Return each line of the material verbatim.

****************************************

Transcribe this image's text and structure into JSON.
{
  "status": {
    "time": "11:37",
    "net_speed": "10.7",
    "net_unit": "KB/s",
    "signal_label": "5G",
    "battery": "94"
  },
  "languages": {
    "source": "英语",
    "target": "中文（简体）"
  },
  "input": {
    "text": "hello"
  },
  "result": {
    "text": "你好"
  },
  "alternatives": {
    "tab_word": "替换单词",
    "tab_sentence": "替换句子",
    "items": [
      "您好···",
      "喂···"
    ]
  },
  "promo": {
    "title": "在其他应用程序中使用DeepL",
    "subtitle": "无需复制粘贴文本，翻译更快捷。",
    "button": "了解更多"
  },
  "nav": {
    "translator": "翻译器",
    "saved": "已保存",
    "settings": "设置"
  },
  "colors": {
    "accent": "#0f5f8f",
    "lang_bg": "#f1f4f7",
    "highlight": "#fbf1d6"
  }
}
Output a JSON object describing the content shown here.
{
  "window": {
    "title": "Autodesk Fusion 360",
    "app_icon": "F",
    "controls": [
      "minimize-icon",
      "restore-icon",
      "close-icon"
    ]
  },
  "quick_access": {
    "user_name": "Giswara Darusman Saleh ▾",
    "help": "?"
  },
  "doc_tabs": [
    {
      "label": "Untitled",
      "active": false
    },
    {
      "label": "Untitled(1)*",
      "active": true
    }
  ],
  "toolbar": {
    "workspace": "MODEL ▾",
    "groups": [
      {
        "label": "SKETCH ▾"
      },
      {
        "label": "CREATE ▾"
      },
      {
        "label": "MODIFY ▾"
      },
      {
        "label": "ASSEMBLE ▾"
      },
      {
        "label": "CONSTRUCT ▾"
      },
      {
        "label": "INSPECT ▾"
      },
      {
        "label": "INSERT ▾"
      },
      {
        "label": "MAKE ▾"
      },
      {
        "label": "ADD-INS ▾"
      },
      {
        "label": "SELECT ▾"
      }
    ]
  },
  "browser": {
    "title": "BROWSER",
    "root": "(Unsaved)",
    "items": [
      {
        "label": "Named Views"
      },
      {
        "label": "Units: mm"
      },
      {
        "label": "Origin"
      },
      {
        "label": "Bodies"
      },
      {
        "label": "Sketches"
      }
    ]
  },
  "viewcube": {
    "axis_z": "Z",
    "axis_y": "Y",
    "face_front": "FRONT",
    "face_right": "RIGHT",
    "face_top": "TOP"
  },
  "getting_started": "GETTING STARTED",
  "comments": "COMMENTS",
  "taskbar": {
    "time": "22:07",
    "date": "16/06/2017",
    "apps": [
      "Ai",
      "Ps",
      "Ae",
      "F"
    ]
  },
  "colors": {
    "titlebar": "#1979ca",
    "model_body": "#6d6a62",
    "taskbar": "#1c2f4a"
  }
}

****************************************

_The solution_
Transcribe this image's text and structure into JSON.
{
  "status": {
    "time": "11:37",
    "net_speed": "10.7",
    "net_unit": "KB/s",
    "signal_label": "5G",
    "battery": "94"
  },
  "languages": {
    "source": "英语",
    "target": "中文（简体）"
  },
  "input": {
    "text": "hello"
  },
  "result": {
    "text": "你好"
  },
  "alternatives": {
    "tab_word": "替换单词",
    "tab_sentence": "替换句子",
    "items": [
      "您好···",
      "喂···"
    ]
  },
  "promo": {
    "title": "在其他应用程序中使用DeepL",
    "subtitle": "无需复制粘贴文本，翻译更快捷。",
    "button": "了解更多"
  },
  "nav": {
    "translator": "翻译器",
    "saved": "已保存",
    "settings": "设置"
  },
  "colors": {
    "accent": "#0f5f8f",
    "lang_bg": "#f1f4f7",
    "highlight": "#fbf1d6"
  }
}
Output a JSON object describing the content shown here.
{
  "window": {
    "title": "Autodesk Fusion 360",
    "app_icon": "F",
    "controls": [
      "minimize-icon",
      "restore-icon",
      "close-icon"
    ]
  },
  "quick_access": {
    "user_name": "Giswara Darusman Saleh ▾",
    "help": "?"
  },
  "doc_tabs": [
    {
      "label": "Untitled",
      "active": false
    },
    {
      "label": "Untitled(1)*",
      "active": true
    }
  ],
  "toolbar": {
    "workspace": "MODEL ▾",
    "groups": [
      {
        "label": "SKETCH ▾"
      },
      {
        "label": "CREATE ▾"
      },
      {
        "label": "MODIFY ▾"
      },
      {
        "label": "ASSEMBLE ▾"
      },
      {
        "label": "CONSTRUCT ▾"
      },
      {
        "label": "INSPECT ▾"
      },
      {
        "label": "INSERT ▾"
      },
      {
        "label": "MAKE ▾"
      },
      {
        "label": "ADD-INS ▾"
      },
      {
        "label": "SELECT ▾"
      }
    ]
  },
  "browser": {
    "title": "BROWSER",
    "root": "(Unsaved)",
    "items": [
      {
        "label": "Named Views"
      },
      {
        "label": "Units: mm"
      },
      {
        "label": "Origin"
      },
      {
        "label": "Bodies"
      },
      {
        "label": "Sketches"
      }
    ]
  },
  "viewcube": {
    "axis_z": "Z",
    "axis_y": "Y",
    "face_front": "FRONT",
    "face_right": "RIGHT",
    "face_top": "TOP"
  },
  "getting_started": "GETTING STARTED",
  "comments": "COMMENTS",
  "taskbar": {
    "time": "22:07",
    "date": "16/06/2017",
    "apps": [
      "Ai",
      "Ps",
      "Ae",
      "F"
    ]
  },
  "colors": {
    "titlebar": "#1979ca",
    "model_body": "#6d6a62",
    "taskbar": "#1c2f4a"
  }
}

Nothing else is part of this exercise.